→ WHAT THE EXERCISE ASKS: Gather each line in the entries that includes the string "log₁₀".

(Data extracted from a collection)
-- start --
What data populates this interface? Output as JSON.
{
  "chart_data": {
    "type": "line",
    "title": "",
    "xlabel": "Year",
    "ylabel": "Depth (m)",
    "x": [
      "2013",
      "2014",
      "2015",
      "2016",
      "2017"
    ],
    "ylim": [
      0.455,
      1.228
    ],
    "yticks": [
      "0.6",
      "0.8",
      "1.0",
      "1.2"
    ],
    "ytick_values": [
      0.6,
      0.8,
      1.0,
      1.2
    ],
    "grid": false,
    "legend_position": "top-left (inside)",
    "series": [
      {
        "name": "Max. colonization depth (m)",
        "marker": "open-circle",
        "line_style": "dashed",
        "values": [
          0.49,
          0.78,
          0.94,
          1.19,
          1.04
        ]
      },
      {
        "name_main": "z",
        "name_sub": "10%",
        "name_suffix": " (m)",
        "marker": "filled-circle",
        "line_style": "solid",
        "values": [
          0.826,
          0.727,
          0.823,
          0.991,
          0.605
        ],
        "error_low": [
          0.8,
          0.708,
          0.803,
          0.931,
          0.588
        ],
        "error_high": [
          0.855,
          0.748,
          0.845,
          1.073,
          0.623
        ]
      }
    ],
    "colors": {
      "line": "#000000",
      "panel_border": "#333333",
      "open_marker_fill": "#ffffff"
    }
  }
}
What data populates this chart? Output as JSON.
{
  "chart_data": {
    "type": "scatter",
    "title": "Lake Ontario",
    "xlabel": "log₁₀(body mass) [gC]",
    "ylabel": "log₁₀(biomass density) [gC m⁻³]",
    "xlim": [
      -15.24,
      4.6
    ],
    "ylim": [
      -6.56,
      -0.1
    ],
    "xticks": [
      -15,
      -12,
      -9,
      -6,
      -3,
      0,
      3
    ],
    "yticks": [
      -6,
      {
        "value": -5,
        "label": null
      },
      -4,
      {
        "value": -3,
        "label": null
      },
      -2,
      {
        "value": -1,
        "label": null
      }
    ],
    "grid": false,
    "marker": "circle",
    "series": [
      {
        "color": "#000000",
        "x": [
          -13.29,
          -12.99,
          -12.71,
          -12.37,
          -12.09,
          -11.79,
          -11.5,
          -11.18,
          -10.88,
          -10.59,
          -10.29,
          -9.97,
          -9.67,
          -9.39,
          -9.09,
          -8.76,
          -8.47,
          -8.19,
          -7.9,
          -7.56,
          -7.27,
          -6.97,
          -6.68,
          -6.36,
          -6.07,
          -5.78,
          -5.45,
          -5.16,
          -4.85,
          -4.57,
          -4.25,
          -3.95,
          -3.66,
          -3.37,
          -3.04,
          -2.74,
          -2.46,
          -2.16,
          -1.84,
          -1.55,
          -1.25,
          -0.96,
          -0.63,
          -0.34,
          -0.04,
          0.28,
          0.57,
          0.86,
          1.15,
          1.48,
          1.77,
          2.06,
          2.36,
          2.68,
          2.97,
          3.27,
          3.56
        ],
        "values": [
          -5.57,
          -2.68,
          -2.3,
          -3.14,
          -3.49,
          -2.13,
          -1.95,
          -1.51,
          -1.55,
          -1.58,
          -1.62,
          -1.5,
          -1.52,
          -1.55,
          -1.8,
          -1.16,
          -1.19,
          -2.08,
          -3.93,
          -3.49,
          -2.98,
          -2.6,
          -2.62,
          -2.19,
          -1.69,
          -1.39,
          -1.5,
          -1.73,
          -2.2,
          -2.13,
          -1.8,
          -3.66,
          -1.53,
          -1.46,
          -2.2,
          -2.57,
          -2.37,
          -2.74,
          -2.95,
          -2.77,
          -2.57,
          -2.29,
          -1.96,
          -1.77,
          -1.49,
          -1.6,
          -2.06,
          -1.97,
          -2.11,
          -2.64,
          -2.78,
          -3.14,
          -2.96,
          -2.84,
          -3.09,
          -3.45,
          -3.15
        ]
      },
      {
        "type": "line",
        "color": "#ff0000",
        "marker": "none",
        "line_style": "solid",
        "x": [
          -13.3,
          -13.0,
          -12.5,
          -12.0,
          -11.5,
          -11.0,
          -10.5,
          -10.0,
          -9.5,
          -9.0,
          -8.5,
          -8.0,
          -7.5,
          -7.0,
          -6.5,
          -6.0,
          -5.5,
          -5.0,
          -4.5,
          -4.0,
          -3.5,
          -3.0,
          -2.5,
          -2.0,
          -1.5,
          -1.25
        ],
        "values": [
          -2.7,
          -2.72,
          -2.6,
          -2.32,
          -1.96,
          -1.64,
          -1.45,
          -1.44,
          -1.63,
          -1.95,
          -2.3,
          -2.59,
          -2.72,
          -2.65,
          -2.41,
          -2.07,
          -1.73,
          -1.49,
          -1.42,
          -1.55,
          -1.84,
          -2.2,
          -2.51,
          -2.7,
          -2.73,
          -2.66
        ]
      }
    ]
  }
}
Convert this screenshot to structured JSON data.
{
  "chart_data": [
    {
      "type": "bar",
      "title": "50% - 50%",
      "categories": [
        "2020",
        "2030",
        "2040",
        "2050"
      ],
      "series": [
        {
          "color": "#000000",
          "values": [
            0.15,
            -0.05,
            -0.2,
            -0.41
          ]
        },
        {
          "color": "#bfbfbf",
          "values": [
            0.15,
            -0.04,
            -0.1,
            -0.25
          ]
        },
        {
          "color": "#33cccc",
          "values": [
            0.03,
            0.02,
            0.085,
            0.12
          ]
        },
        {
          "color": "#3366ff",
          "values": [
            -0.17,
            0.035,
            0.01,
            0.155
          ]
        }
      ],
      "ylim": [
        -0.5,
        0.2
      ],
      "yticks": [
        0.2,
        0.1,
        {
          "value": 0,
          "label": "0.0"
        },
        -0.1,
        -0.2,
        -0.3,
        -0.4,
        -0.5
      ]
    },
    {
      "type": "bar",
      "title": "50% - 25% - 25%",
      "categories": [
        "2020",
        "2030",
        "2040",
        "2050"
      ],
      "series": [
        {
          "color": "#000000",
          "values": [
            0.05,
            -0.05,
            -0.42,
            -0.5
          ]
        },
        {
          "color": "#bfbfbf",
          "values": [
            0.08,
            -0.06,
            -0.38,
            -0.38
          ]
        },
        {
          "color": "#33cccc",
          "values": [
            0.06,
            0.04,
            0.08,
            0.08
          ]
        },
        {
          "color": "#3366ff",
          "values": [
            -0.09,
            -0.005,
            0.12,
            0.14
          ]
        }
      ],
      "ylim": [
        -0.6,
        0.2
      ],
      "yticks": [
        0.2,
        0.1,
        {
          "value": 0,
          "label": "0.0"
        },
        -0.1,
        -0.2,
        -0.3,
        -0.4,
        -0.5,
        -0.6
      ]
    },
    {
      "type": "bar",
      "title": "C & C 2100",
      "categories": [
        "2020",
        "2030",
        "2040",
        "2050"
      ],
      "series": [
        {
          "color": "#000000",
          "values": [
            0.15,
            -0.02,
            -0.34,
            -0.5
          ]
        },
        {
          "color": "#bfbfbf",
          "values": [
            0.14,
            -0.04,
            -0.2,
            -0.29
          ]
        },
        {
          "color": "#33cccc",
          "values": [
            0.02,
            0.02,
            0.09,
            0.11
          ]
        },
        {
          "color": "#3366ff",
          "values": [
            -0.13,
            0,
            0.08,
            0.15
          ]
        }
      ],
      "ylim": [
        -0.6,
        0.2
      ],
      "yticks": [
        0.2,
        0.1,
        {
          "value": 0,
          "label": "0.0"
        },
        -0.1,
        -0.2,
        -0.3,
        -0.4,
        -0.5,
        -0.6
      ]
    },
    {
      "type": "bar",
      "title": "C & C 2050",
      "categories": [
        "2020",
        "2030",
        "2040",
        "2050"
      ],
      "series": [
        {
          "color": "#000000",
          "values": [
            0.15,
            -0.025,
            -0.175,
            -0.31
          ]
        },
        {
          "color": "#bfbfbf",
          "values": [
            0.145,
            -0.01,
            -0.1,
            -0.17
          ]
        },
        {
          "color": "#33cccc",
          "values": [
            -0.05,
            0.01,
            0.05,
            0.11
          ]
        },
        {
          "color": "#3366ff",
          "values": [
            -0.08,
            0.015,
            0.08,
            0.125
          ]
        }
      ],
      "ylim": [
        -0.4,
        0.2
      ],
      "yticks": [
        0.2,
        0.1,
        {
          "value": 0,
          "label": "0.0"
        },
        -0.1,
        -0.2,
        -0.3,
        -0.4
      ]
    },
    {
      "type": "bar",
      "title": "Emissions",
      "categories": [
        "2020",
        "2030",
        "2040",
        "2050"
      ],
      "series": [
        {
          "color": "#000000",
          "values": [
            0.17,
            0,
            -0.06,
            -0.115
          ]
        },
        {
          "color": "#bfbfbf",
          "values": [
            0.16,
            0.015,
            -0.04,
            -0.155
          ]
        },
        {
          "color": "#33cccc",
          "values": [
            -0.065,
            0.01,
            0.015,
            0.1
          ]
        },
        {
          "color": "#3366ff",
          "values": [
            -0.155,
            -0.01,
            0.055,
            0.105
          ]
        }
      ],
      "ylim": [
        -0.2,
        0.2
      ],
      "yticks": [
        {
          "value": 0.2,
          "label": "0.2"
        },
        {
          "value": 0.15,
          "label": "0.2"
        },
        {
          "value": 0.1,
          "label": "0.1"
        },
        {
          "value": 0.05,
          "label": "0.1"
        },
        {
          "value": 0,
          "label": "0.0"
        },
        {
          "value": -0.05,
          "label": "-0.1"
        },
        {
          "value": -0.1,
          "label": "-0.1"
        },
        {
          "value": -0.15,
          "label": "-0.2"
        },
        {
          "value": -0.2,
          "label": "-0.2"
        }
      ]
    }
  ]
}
-- end --
→ SOLUTION TO THIS TASK:
    "xlabel": "log₁₀(body mass) [gC]",
    "ylabel": "log₁₀(biomass density) [gC m⁻³]",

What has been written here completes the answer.